Do this:
In the material below, identify each line bearing the word "title". Reproduce those lines.

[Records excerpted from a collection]
————

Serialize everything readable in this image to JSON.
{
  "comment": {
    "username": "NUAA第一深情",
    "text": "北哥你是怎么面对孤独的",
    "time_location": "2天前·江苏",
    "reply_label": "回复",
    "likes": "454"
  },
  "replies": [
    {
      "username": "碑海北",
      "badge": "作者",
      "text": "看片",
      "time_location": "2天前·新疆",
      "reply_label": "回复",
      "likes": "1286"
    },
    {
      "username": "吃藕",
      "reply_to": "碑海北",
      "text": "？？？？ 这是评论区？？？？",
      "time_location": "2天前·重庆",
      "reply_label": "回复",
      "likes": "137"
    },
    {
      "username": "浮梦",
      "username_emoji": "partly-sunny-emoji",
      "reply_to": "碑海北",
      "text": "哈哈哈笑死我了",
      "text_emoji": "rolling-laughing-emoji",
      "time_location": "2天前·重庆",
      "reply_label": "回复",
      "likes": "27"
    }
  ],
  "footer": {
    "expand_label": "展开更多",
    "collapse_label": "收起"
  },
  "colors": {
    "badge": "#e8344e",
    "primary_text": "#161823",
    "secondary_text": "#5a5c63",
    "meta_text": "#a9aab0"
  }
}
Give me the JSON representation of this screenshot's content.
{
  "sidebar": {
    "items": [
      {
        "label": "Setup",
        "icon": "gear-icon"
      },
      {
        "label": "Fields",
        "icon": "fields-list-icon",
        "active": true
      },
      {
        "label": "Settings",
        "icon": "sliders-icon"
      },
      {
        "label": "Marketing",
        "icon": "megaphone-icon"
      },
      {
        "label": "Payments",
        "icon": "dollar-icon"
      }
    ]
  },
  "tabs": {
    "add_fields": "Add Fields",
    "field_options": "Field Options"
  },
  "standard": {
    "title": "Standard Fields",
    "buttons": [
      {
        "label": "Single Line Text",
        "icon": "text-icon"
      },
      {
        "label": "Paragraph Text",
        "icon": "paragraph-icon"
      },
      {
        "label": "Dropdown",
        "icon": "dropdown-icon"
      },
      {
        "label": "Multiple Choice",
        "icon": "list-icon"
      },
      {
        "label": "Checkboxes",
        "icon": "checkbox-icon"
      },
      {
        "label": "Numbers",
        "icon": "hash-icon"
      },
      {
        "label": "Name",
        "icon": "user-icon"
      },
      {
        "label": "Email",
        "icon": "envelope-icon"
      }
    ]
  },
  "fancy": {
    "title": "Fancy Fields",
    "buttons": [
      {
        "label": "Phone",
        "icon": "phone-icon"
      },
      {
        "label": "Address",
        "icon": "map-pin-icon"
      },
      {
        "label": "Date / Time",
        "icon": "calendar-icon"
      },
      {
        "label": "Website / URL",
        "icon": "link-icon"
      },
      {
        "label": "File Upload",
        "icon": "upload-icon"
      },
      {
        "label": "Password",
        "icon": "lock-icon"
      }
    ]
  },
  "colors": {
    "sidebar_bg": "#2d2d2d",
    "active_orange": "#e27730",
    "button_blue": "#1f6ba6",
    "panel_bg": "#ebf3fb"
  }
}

————

Correct output:
    "title": "Standard Fields",
    "title": "Fancy Fields",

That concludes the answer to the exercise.